_The problem_:
Look through the material below and count the lines with the string "here". Report only the count.

[START Recorded data]

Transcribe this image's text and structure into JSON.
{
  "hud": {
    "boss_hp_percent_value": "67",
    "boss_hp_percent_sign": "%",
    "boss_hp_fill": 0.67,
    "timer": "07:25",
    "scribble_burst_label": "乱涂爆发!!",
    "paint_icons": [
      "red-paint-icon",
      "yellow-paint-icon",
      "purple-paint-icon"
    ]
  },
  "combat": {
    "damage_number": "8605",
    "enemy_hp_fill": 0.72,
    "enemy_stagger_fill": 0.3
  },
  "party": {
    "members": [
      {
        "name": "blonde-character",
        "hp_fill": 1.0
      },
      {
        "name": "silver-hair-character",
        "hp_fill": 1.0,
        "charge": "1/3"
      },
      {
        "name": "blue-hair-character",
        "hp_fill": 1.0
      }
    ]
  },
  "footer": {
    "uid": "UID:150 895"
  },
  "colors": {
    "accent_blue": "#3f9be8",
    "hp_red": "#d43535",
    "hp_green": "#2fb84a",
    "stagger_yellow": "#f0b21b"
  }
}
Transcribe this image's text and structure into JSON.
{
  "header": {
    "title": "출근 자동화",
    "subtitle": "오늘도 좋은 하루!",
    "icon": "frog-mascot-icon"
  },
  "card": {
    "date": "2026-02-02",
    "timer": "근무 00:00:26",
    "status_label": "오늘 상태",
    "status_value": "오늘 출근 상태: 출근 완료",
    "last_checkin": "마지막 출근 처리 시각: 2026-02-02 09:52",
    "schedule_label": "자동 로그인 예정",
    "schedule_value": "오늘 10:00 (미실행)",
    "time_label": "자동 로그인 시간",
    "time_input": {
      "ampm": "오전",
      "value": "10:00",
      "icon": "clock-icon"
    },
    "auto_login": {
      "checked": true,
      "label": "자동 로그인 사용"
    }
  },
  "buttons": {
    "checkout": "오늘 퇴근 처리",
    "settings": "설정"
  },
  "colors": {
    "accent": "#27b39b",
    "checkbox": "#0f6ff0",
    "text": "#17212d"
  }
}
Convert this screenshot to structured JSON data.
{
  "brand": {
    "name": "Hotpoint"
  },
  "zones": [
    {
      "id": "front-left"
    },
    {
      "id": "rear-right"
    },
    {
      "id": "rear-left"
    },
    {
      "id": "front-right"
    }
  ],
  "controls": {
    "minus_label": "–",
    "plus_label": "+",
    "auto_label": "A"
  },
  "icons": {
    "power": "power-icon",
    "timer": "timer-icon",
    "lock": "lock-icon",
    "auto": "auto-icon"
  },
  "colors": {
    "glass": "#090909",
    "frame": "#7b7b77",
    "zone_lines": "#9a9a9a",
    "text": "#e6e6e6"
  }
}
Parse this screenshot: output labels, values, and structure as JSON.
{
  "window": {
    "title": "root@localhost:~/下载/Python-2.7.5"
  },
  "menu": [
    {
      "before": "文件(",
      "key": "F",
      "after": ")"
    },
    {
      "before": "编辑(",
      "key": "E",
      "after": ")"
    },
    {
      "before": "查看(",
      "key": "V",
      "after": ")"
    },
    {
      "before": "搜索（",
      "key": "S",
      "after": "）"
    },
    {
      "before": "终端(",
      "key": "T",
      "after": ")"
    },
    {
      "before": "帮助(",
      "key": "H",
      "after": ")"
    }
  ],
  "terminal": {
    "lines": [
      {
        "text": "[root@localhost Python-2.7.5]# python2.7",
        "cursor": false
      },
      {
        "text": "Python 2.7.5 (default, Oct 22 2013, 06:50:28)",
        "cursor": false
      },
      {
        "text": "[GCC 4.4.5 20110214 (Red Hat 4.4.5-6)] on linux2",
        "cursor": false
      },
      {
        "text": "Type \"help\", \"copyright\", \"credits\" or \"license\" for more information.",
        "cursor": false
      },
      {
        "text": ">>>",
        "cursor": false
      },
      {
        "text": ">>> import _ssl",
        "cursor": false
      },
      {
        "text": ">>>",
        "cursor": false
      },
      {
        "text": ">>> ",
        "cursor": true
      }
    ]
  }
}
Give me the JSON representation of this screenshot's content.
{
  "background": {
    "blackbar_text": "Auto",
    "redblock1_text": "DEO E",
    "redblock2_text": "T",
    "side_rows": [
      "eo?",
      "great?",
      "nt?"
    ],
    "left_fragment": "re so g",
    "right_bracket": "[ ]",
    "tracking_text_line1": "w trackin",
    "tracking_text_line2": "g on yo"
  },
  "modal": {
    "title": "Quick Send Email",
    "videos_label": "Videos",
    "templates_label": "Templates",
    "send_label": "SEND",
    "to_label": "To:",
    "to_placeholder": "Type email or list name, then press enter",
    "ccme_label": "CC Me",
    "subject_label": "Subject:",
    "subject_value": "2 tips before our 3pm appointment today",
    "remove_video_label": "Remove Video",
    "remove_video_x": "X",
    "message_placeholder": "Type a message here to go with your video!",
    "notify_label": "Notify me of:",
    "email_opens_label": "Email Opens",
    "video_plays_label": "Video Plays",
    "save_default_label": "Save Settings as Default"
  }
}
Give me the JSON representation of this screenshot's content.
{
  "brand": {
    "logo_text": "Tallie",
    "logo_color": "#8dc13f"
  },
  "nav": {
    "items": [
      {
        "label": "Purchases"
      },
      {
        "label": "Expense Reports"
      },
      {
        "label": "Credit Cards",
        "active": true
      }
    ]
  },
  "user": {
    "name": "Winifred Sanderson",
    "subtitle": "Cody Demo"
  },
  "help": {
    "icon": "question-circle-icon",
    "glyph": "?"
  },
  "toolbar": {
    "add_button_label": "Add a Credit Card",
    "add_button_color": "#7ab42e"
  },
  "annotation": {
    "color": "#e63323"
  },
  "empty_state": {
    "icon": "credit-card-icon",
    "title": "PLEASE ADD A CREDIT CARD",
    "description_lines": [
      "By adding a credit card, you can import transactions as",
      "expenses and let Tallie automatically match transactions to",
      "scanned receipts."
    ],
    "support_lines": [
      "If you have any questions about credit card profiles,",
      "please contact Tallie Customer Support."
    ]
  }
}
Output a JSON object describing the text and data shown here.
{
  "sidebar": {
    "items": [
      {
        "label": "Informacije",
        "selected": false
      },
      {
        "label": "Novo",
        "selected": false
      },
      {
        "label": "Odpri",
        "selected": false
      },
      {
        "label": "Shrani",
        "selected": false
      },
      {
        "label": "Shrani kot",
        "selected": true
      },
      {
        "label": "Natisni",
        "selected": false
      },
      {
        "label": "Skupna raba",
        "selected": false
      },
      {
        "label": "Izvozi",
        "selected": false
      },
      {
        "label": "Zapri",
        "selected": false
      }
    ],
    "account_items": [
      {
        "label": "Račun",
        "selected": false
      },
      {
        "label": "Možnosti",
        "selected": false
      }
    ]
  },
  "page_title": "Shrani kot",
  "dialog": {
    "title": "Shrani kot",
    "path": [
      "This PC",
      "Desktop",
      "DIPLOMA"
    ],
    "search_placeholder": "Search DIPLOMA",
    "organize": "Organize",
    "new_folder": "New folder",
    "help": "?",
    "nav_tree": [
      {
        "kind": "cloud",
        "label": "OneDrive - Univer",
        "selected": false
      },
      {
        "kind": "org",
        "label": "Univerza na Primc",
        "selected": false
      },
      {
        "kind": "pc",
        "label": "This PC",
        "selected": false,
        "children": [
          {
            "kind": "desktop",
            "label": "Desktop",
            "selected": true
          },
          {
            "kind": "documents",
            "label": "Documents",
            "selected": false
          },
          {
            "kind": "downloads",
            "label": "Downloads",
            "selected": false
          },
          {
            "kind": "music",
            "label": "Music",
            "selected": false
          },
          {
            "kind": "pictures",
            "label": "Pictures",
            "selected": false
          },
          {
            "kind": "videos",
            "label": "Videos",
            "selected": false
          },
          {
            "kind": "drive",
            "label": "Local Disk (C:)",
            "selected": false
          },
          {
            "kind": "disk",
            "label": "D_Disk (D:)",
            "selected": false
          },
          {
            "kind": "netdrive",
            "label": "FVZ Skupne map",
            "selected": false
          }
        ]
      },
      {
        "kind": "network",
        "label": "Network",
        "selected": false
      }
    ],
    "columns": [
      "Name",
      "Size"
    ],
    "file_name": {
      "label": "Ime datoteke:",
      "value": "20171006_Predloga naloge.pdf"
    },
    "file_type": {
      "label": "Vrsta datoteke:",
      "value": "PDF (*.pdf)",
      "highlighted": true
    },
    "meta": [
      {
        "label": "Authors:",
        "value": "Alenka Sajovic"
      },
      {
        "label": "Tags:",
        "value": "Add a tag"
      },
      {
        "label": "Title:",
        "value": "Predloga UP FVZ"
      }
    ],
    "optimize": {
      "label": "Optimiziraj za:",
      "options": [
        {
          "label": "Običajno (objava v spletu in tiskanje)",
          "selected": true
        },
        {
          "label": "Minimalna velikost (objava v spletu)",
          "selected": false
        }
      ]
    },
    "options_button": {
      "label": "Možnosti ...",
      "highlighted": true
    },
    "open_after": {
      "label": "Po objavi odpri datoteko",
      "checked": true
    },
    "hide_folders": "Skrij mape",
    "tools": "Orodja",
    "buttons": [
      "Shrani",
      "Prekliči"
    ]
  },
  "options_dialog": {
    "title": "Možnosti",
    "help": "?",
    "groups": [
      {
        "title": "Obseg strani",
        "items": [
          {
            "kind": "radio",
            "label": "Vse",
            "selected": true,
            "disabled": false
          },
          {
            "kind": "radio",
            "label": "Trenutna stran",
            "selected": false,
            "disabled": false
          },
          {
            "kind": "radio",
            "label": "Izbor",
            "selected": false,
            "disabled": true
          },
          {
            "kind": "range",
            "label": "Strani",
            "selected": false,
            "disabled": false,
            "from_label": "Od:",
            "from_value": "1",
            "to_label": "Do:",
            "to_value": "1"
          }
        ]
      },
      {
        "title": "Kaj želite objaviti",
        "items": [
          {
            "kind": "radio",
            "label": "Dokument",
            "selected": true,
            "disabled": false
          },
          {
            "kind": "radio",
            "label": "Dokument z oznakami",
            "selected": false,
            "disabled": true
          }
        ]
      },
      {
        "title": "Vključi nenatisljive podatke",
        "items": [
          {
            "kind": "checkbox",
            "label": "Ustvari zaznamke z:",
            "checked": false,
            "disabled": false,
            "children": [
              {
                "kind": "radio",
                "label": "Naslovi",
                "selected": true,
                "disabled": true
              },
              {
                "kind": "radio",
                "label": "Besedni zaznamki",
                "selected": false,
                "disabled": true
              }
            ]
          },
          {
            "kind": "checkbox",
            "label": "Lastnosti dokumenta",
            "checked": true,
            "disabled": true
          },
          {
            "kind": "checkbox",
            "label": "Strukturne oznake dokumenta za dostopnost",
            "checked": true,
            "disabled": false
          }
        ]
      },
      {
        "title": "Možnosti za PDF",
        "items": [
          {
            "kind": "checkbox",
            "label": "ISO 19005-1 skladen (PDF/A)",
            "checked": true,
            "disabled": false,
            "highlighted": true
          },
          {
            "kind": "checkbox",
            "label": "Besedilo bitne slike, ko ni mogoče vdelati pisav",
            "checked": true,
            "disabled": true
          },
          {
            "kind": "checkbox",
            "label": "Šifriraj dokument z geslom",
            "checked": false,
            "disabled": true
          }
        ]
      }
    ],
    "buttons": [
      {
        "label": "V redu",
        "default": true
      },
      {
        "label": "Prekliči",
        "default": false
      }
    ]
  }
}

[END Recorded data]

_The reply_:
2